Brief ▸ In your copy, include every line of the listing below exactly but none of the pictures.

··· Source data

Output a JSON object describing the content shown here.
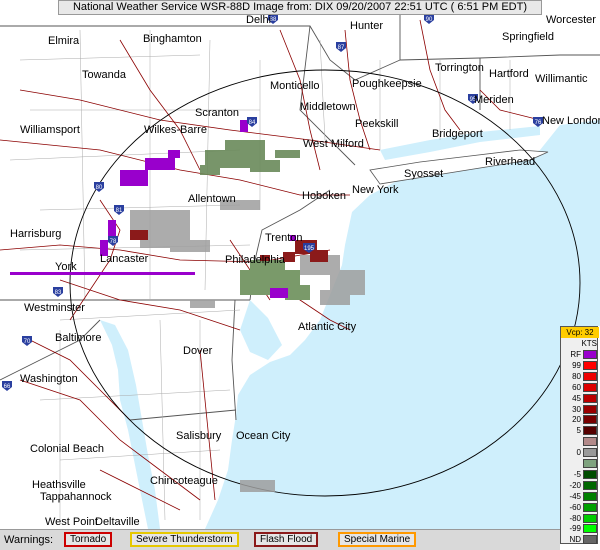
{
  "title": "National Weather Service WSR-88D Image  from: DIX  09/20/2007  22:51 UTC  ( 6:51 PM EDT)",
  "cities": [
    {
      "name": "Delhi"
    },
    {
      "name": "Hunter"
    },
    {
      "name": "Worcester"
    },
    {
      "name": "Elmira"
    },
    {
      "name": "Binghamton"
    },
    {
      "name": "Springfield"
    },
    {
      "name": "Towanda"
    },
    {
      "name": "Monticello"
    },
    {
      "name": "Poughkeepsie"
    },
    {
      "name": "Torrington"
    },
    {
      "name": "Hartford"
    },
    {
      "name": "Willimantic"
    },
    {
      "name": "Middletown"
    },
    {
      "name": "Meriden"
    },
    {
      "name": "Scranton"
    },
    {
      "name": "Peekskill"
    },
    {
      "name": "New London"
    },
    {
      "name": "Williamsport"
    },
    {
      "name": "Wilkes-Barre"
    },
    {
      "name": "Bridgeport"
    },
    {
      "name": "West Milford"
    },
    {
      "name": "Riverhead"
    },
    {
      "name": "Syosset"
    },
    {
      "name": "Hoboken"
    },
    {
      "name": "New York"
    },
    {
      "name": "Allentown"
    },
    {
      "name": "Harrisburg"
    },
    {
      "name": "Trenton"
    },
    {
      "name": "Lancaster"
    },
    {
      "name": "York"
    },
    {
      "name": "Philadelphia"
    },
    {
      "name": "Westminster"
    },
    {
      "name": "Atlantic City"
    },
    {
      "name": "Baltimore"
    },
    {
      "name": "Dover"
    },
    {
      "name": "Washington"
    },
    {
      "name": "Salisbury"
    },
    {
      "name": "Ocean City"
    },
    {
      "name": "Colonial Beach"
    },
    {
      "name": "Chincoteague"
    },
    {
      "name": "Heathsville"
    },
    {
      "name": "Tappahannock"
    },
    {
      "name": "West Point"
    },
    {
      "name": "Deltaville"
    }
  ],
  "interstates": [
    "88",
    "90",
    "87",
    "84",
    "80",
    "81",
    "78",
    "76",
    "195",
    "83",
    "70",
    "95",
    "66"
  ],
  "legend": {
    "header": "Vcp: 32",
    "unit": "KTS",
    "rows": [
      {
        "label": "RF",
        "color": "#9900cc"
      },
      {
        "label": "99",
        "color": "#ff0000"
      },
      {
        "label": "80",
        "color": "#ee0000"
      },
      {
        "label": "60",
        "color": "#dd0000"
      },
      {
        "label": "45",
        "color": "#bb0000"
      },
      {
        "label": "30",
        "color": "#990000"
      },
      {
        "label": "20",
        "color": "#770000"
      },
      {
        "label": "5",
        "color": "#550000"
      },
      {
        "label": "",
        "color": "#b38a8a"
      },
      {
        "label": "0",
        "color": "#999999"
      },
      {
        "label": "",
        "color": "#7fa37f"
      },
      {
        "label": "-5",
        "color": "#004d00"
      },
      {
        "label": "-20",
        "color": "#006600"
      },
      {
        "label": "-45",
        "color": "#008000"
      },
      {
        "label": "-60",
        "color": "#00a000"
      },
      {
        "label": "-80",
        "color": "#00cc00"
      },
      {
        "label": "-99",
        "color": "#00ff00"
      },
      {
        "label": "ND",
        "color": "#666666"
      }
    ]
  },
  "warnings": {
    "label": "Warnings:",
    "items": [
      {
        "label": "Tornado",
        "color": "#cc0000"
      },
      {
        "label": "Severe Thunderstorm",
        "color": "#e6c800"
      },
      {
        "label": "Flash Flood",
        "color": "#8b1a1a"
      },
      {
        "label": "Special Marine",
        "color": "#ff9900"
      }
    ]
  },
  "colors": {
    "ocean": "#cfeffc",
    "land": "#ffffff",
    "roads": "#8b0000",
    "borders": "#555555",
    "range_ring": "#000000"
  }
}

······

Expected output ▸
Output a JSON object describing the content shown here.
{
  "title": "National Weather Service WSR-88D Image  from: DIX  09/20/2007  22:51 UTC  ( 6:51 PM EDT)",
  "cities": [
    {
      "name": "Delhi"
    },
    {
      "name": "Hunter"
    },
    {
      "name": "Worcester"
    },
    {
      "name": "Elmira"
    },
    {
      "name": "Binghamton"
    },
    {
      "name": "Springfield"
    },
    {
      "name": "Towanda"
    },
    {
      "name": "Monticello"
    },
    {
      "name": "Poughkeepsie"
    },
    {
      "name": "Torrington"
    },
    {
      "name": "Hartford"
    },
    {
      "name": "Willimantic"
    },
    {
      "name": "Middletown"
    },
    {
      "name": "Meriden"
    },
    {
      "name": "Scranton"
    },
    {
      "name": "Peekskill"
    },
    {
      "name": "New London"
    },
    {
      "name": "Williamsport"
    },
    {
      "name": "Wilkes-Barre"
    },
    {
      "name": "Bridgeport"
    },
    {
      "name": "West Milford"
    },
    {
      "name": "Riverhead"
    },
    {
      "name": "Syosset"
    },
    {
      "name": "Hoboken"
    },
    {
      "name": "New York"
    },
    {
      "name": "Allentown"
    },
    {
      "name": "Harrisburg"
    },
    {
      "name": "Trenton"
    },
    {
      "name": "Lancaster"
    },
    {
      "name": "York"
    },
    {
      "name": "Philadelphia"
    },
    {
      "name": "Westminster"
    },
    {
      "name": "Atlantic City"
    },
    {
      "name": "Baltimore"
    },
    {
      "name": "Dover"
    },
    {
      "name": "Washington"
    },
    {
      "name": "Salisbury"
    },
    {
      "name": "Ocean City"
    },
    {
      "name": "Colonial Beach"
    },
    {
      "name": "Chincoteague"
    },
    {
      "name": "Heathsville"
    },
    {
      "name": "Tappahannock"
    },
    {
      "name": "West Point"
    },
    {
      "name": "Deltaville"
    }
  ],
  "interstates": [
    "88",
    "90",
    "87",
    "84",
    "80",
    "81",
    "78",
    "76",
    "195",
    "83",
    "70",
    "95",
    "66"
  ],
  "legend": {
    "header": "Vcp: 32",
    "unit": "KTS",
    "rows": [
      {
        "label": "RF",
        "color": "#9900cc"
      },
      {
        "label": "99",
        "color": "#ff0000"
      },
      {
        "label": "80",
        "color": "#ee0000"
      },
      {
        "label": "60",
        "color": "#dd0000"
      },
      {
        "label": "45",
        "color": "#bb0000"
      },
      {
        "label": "30",
        "color": "#990000"
      },
      {
        "label": "20",
        "color": "#770000"
      },
      {
        "label": "5",
        "color": "#550000"
      },
      {
        "label": "",
        "color": "#b38a8a"
      },
      {
        "label": "0",
        "color": "#999999"
      },
      {
        "label": "",
        "color": "#7fa37f"
      },
      {
        "label": "-5",
        "color": "#004d00"
      },
      {
        "label": "-20",
        "color": "#006600"
      },
      {
        "label": "-45",
        "color": "#008000"
      },
      {
        "label": "-60",
        "color": "#00a000"
      },
      {
        "label": "-80",
        "color": "#00cc00"
      },
      {
        "label": "-99",
        "color": "#00ff00"
      },
      {
        "label": "ND",
        "color": "#666666"
      }
    ]
  },
  "warnings": {
    "label": "Warnings:",
    "items": [
      {
        "label": "Tornado",
        "color": "#cc0000"
      },
      {
        "label": "Severe Thunderstorm",
        "color": "#e6c800"
      },
      {
        "label": "Flash Flood",
        "color": "#8b1a1a"
      },
      {
        "label": "Special Marine",
        "color": "#ff9900"
      }
    ]
  },
  "colors": {
    "ocean": "#cfeffc",
    "land": "#ffffff",
    "roads": "#8b0000",
    "borders": "#555555",
    "range_ring": "#000000"
  }
}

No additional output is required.